Request: Copy out, unchanged, the lines of the items below from the line containing "Extract all elements" up to and including the line containing "Text: If: If [188,383,205,400]". Leave the pictures out of your answer.

[START]

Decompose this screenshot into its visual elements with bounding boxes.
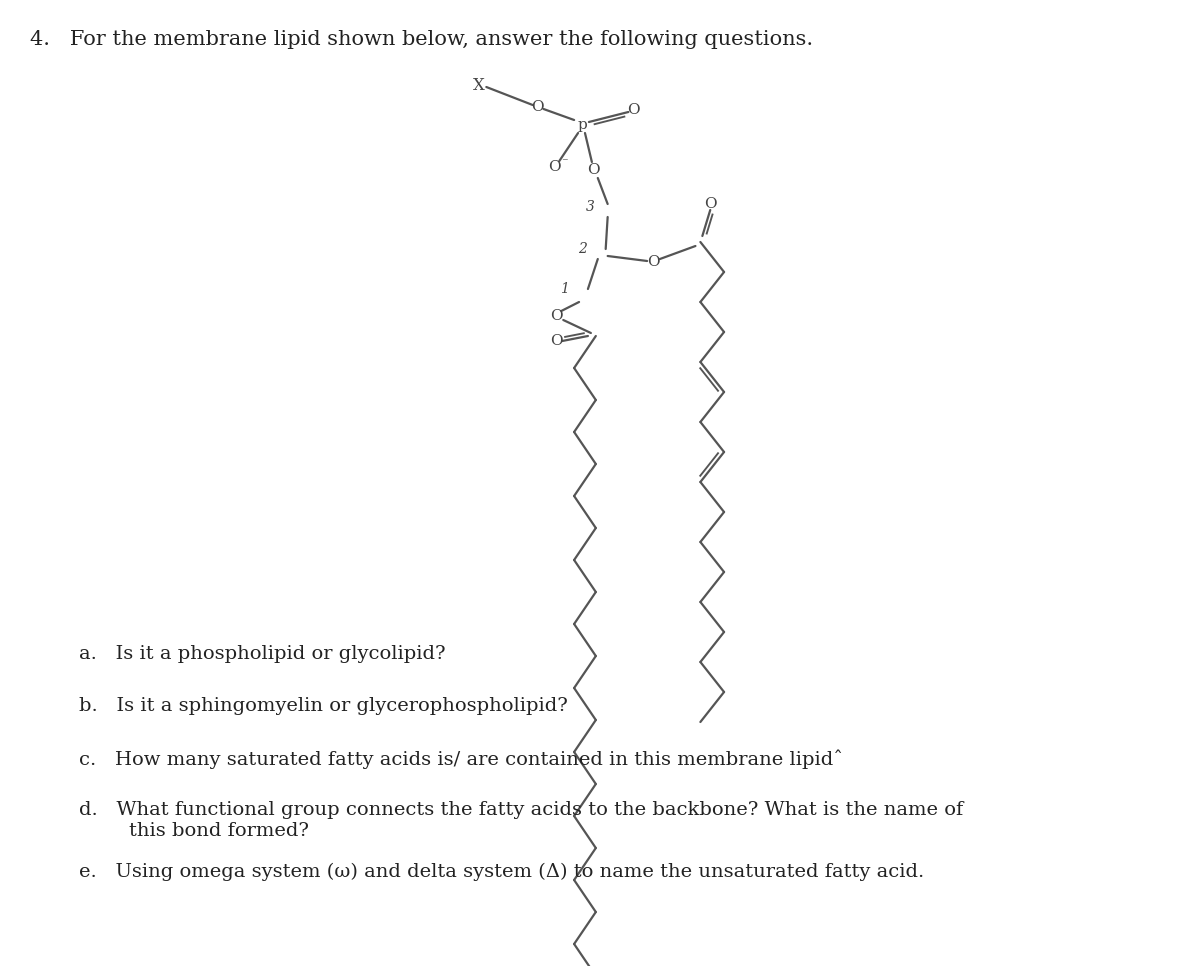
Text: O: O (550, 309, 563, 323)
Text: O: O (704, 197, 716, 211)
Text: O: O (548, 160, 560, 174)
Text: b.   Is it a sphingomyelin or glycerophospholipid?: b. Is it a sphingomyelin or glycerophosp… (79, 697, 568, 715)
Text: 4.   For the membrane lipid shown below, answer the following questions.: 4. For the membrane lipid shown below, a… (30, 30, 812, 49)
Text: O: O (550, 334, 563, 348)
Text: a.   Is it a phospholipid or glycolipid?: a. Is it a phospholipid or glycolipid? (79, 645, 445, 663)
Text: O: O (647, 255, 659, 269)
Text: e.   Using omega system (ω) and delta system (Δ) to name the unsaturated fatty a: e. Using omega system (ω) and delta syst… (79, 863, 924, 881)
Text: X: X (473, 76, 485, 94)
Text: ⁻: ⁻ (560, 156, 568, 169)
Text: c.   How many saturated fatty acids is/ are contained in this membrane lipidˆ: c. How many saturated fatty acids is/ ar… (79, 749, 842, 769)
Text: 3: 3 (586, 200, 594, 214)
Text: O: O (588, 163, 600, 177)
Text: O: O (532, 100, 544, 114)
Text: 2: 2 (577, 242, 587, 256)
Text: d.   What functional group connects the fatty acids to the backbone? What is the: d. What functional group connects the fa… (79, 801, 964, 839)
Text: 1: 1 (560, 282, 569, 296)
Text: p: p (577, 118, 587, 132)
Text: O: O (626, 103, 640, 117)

[END]
[START]

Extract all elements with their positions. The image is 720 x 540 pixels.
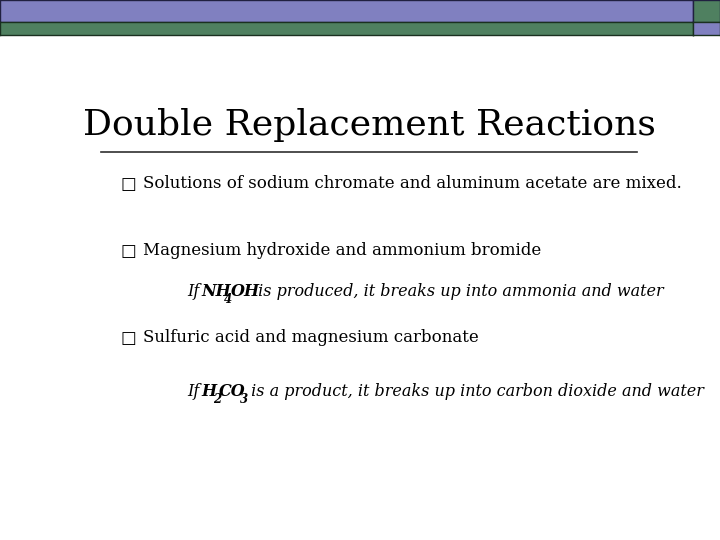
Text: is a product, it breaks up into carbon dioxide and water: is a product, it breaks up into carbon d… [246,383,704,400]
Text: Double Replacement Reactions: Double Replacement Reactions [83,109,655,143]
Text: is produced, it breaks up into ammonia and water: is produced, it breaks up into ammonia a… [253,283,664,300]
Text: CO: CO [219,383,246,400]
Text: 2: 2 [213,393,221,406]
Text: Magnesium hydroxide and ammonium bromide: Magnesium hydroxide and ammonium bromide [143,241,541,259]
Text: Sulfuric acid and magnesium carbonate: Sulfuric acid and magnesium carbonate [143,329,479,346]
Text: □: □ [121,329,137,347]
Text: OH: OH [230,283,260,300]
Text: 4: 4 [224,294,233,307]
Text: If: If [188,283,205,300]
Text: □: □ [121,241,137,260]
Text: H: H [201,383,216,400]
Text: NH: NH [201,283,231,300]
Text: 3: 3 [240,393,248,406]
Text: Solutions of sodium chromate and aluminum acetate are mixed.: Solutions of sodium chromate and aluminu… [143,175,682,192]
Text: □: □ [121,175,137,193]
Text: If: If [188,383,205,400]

[END]

Output of the task:
Extract all elements with their positions. The image is 720 x 540 pixels.
Text: is a product, it breaks up into carbon dioxide and water: is a product, it breaks up into carbon d… [246,383,704,400]
Text: Double Replacement Reactions: Double Replacement Reactions [83,109,655,143]
Text: is produced, it breaks up into ammonia and water: is produced, it breaks up into ammonia a… [253,283,664,300]
Text: CO: CO [219,383,246,400]
Text: 2: 2 [213,393,221,406]
Text: Magnesium hydroxide and ammonium bromide: Magnesium hydroxide and ammonium bromide [143,241,541,259]
Text: Sulfuric acid and magnesium carbonate: Sulfuric acid and magnesium carbonate [143,329,479,346]
Text: □: □ [121,329,137,347]
Text: OH: OH [230,283,260,300]
Text: 4: 4 [224,294,233,307]
Text: If: If [188,283,205,300]
Text: □: □ [121,241,137,260]
Text: H: H [201,383,216,400]
Text: NH: NH [201,283,231,300]
Text: 3: 3 [240,393,248,406]
Text: Solutions of sodium chromate and aluminum acetate are mixed.: Solutions of sodium chromate and aluminu… [143,175,682,192]
Text: □: □ [121,175,137,193]
Text: If: If [188,383,205,400]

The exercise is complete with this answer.